* _Aim_
Locate all lines with the word "Python". Copy them.

* _Data listing_

******************************

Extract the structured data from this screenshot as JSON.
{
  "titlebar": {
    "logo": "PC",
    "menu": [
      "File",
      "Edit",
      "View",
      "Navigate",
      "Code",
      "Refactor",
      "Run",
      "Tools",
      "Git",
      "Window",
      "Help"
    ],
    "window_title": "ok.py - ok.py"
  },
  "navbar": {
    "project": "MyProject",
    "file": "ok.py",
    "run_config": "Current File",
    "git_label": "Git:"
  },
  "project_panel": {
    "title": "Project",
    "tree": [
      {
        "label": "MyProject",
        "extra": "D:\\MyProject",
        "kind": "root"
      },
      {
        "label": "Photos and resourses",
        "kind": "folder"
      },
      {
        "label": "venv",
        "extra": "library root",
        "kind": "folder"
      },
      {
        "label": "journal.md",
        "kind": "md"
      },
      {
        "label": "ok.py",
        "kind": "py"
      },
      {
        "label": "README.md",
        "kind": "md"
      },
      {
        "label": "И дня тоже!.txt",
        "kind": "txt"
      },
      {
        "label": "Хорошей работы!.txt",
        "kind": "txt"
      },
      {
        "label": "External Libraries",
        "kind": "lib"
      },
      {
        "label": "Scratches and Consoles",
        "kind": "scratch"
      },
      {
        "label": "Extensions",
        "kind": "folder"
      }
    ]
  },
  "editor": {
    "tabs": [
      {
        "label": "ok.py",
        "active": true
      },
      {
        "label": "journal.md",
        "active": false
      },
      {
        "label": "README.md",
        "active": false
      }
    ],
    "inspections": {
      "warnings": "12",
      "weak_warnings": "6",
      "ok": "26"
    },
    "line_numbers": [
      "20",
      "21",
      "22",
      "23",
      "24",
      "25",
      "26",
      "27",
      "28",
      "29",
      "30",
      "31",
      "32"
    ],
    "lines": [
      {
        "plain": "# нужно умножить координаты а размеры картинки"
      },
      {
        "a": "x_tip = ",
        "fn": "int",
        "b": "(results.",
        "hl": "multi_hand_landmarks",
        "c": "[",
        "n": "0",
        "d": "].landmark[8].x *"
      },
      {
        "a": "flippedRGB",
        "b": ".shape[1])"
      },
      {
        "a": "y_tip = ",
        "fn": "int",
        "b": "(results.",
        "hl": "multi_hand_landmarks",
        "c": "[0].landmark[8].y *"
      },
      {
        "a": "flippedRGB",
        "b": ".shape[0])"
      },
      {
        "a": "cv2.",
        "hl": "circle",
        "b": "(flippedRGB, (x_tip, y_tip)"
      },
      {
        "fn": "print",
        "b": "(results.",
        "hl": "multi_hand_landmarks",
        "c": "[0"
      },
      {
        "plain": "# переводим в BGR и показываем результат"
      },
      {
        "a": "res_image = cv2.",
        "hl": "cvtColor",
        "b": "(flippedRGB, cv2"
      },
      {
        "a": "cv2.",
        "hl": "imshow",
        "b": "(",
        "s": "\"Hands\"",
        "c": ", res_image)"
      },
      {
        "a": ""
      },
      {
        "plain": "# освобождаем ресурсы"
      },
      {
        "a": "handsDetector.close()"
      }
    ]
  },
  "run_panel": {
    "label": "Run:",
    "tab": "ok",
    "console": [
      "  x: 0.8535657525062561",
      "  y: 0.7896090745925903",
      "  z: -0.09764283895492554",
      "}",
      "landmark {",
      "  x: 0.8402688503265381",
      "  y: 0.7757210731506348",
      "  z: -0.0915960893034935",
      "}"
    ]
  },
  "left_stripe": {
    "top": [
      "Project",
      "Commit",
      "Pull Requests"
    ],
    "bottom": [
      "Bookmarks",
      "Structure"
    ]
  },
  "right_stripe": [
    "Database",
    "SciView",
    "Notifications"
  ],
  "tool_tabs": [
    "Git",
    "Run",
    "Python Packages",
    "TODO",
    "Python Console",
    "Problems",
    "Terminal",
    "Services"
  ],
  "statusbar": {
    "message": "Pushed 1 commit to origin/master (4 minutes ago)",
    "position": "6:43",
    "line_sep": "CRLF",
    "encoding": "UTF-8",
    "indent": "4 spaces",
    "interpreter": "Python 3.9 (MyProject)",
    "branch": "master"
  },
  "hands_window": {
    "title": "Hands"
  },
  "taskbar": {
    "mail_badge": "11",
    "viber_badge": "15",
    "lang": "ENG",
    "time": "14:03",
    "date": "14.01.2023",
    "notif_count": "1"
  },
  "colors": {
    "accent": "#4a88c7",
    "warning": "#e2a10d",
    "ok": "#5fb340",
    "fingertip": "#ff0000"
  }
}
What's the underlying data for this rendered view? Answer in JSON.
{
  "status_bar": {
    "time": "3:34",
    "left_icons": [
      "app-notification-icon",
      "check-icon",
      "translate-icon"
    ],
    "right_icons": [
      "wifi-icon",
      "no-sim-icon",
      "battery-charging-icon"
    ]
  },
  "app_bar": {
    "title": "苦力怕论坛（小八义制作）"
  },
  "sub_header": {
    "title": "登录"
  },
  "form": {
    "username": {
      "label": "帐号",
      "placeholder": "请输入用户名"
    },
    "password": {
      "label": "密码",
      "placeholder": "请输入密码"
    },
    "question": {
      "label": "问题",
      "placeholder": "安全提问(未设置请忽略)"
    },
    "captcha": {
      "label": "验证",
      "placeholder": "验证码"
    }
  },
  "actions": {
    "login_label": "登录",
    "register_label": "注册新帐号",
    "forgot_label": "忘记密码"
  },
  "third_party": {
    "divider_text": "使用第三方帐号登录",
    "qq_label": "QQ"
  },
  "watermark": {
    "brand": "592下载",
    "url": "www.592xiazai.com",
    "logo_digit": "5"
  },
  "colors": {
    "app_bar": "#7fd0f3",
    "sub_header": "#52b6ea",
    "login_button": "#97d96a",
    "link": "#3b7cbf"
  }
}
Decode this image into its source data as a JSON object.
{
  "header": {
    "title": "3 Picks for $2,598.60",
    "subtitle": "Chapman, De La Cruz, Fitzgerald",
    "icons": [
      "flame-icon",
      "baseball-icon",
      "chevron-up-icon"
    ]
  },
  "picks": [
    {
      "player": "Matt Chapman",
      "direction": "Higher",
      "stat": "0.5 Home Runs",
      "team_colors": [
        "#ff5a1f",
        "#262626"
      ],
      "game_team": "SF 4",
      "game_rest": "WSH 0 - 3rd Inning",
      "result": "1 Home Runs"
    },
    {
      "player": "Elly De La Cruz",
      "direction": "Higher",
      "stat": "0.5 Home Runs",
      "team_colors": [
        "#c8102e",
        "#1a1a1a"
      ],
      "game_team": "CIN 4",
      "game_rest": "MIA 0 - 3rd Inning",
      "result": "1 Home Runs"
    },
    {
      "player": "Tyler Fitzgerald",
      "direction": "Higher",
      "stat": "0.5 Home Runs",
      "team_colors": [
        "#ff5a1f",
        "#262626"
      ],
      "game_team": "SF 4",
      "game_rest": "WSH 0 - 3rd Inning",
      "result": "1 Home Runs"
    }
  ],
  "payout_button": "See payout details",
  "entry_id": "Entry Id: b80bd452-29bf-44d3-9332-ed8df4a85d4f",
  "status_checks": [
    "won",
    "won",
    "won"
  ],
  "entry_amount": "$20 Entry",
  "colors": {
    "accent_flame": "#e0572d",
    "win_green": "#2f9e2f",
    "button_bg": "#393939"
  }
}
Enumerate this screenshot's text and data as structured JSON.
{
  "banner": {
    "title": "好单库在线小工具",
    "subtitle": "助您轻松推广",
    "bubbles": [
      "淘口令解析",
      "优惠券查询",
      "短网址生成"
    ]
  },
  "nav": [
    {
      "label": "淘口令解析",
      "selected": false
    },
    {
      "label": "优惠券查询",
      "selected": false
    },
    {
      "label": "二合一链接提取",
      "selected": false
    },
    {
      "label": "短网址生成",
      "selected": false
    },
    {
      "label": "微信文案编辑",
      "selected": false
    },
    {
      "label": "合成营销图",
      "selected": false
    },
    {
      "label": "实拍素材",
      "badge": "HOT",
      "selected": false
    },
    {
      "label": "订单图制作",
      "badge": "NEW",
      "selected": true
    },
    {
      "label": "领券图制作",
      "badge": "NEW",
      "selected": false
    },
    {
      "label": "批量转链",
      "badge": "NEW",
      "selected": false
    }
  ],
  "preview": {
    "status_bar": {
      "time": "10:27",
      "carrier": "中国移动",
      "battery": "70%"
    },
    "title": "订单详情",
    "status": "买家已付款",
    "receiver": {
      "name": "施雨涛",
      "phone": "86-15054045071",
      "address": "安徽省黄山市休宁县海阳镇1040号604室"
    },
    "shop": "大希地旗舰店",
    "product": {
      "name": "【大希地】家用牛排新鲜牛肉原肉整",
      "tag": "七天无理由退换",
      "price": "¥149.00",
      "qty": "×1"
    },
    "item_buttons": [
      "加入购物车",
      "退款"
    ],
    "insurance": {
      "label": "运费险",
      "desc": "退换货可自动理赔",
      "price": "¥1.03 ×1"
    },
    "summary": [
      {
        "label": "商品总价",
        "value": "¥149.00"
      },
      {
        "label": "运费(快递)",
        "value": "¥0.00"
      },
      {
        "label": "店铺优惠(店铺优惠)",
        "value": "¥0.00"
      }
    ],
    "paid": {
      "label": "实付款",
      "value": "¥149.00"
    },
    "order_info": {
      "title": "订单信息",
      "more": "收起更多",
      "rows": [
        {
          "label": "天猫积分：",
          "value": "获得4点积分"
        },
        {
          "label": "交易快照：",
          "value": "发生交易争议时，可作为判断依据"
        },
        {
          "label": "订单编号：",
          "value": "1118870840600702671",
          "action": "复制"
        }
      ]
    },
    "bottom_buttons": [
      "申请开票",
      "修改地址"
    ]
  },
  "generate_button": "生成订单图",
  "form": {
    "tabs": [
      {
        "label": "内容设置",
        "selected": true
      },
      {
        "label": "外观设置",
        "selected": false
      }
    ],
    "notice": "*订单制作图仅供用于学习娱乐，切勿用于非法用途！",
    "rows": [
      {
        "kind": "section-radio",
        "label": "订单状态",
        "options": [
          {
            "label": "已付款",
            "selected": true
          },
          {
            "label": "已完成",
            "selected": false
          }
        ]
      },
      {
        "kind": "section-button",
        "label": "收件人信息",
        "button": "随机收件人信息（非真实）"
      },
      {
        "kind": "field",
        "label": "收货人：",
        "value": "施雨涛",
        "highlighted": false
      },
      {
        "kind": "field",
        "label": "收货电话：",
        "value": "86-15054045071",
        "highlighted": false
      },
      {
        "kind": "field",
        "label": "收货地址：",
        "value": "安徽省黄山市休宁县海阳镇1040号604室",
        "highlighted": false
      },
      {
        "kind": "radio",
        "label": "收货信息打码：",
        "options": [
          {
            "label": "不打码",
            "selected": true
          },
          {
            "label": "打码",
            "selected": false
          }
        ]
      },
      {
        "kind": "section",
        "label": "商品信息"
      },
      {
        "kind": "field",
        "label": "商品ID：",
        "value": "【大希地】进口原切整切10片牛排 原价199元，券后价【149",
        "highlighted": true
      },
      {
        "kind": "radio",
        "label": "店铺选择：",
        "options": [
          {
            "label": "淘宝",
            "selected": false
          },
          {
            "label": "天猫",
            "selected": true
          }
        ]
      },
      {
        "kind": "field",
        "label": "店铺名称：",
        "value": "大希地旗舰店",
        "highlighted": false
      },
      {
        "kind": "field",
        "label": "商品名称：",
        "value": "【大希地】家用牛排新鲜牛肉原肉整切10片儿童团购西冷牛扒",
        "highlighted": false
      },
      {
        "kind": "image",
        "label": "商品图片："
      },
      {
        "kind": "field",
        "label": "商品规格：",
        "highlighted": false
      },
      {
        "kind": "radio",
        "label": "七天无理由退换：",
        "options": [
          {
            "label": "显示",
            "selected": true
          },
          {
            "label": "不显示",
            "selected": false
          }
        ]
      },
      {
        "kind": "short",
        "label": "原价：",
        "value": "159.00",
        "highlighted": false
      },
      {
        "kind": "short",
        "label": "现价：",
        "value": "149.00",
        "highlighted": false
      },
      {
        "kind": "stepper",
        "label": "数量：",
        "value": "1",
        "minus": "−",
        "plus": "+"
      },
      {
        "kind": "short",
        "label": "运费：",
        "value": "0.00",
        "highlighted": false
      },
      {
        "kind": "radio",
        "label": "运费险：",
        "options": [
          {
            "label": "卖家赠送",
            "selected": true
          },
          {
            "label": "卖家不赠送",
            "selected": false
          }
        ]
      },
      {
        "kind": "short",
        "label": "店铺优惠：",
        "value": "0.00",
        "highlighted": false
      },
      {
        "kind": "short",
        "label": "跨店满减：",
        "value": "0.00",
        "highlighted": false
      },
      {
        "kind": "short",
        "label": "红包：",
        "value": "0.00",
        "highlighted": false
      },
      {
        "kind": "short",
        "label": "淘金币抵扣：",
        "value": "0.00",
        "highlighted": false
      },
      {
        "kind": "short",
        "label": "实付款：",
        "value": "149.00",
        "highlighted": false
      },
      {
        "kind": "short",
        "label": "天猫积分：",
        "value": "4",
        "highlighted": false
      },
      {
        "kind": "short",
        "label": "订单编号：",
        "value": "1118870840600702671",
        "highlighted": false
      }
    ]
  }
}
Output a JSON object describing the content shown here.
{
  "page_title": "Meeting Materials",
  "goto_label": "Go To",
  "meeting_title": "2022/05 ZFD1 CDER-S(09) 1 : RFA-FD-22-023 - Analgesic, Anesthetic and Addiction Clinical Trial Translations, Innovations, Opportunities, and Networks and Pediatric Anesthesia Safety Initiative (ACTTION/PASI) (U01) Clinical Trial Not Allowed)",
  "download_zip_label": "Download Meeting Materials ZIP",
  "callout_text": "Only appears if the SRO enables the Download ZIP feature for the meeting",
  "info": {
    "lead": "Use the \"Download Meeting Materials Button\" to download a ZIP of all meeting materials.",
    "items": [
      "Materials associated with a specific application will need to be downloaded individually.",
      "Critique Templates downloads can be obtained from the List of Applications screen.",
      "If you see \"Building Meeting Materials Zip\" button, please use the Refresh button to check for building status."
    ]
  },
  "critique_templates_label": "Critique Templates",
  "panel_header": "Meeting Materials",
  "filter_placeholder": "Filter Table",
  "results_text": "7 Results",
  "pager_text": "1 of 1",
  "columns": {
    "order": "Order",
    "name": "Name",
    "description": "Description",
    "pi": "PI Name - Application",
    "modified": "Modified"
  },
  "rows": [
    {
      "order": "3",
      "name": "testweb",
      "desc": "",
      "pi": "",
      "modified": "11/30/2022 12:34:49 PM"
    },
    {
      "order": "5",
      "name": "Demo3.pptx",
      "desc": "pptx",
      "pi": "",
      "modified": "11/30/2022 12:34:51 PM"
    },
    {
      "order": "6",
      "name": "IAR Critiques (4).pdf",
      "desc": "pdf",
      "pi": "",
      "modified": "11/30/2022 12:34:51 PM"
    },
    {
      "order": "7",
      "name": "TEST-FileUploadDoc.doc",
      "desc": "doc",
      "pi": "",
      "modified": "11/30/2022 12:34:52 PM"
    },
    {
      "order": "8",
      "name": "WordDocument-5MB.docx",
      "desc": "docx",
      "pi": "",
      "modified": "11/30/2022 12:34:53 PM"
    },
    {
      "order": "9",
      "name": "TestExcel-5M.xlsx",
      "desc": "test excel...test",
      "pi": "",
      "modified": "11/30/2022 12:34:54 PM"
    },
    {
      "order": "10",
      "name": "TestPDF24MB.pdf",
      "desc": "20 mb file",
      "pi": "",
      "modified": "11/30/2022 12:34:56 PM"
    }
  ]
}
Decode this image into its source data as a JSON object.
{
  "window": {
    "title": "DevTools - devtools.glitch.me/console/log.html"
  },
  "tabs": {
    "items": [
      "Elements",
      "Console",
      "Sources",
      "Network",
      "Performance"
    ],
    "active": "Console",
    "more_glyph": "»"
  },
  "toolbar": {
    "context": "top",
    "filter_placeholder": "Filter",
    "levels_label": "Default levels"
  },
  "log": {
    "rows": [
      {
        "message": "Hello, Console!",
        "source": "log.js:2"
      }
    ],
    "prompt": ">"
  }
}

******************************

* _Written solution_
    "Python Packages",
    "Python Console",
    "interpreter": "Python 3.9 (MyProject)",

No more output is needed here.